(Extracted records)
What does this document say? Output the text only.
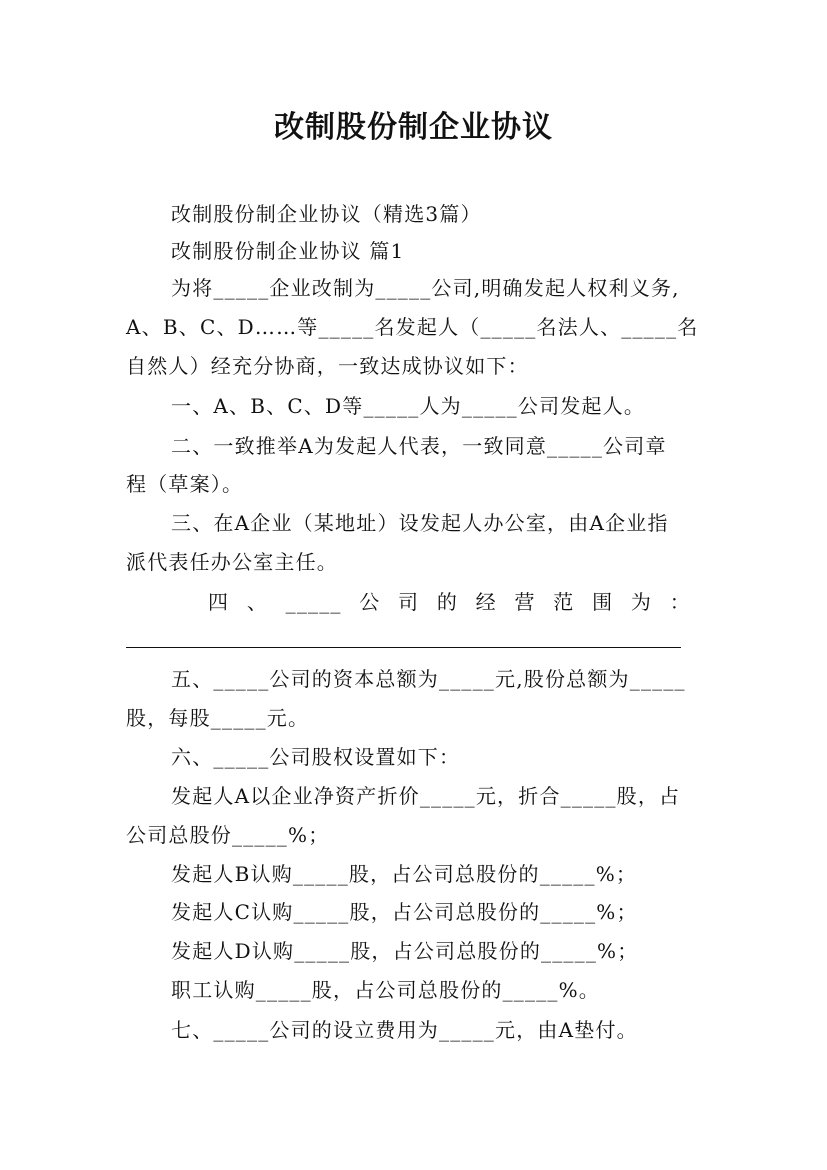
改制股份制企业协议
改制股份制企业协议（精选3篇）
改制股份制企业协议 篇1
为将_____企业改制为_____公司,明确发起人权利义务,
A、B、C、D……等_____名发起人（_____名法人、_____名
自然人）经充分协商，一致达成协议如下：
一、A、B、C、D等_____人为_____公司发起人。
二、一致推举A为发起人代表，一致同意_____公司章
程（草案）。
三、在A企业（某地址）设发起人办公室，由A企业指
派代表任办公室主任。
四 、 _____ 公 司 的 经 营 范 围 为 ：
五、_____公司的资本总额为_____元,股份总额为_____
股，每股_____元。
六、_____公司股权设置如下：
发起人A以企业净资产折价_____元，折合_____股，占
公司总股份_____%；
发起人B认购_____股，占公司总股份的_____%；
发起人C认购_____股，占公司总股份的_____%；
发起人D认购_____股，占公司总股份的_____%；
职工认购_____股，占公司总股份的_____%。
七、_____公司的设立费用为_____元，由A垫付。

---

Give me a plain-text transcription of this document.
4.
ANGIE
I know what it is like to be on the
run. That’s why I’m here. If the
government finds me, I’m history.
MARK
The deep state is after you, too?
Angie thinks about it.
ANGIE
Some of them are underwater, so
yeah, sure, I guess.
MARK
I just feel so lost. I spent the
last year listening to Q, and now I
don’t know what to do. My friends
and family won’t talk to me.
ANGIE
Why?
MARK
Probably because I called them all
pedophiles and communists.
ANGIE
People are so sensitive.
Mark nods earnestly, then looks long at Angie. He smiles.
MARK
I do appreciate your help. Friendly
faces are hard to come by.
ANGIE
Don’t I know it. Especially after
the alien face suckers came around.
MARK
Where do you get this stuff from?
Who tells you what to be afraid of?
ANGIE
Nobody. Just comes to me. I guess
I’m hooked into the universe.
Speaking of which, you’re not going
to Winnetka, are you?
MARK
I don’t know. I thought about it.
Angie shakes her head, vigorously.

TASK DETAILS ▸
Count the lines in the entries that hold the word "this", and give nothing but the total.

EXERCISE OUTPUT ▸
3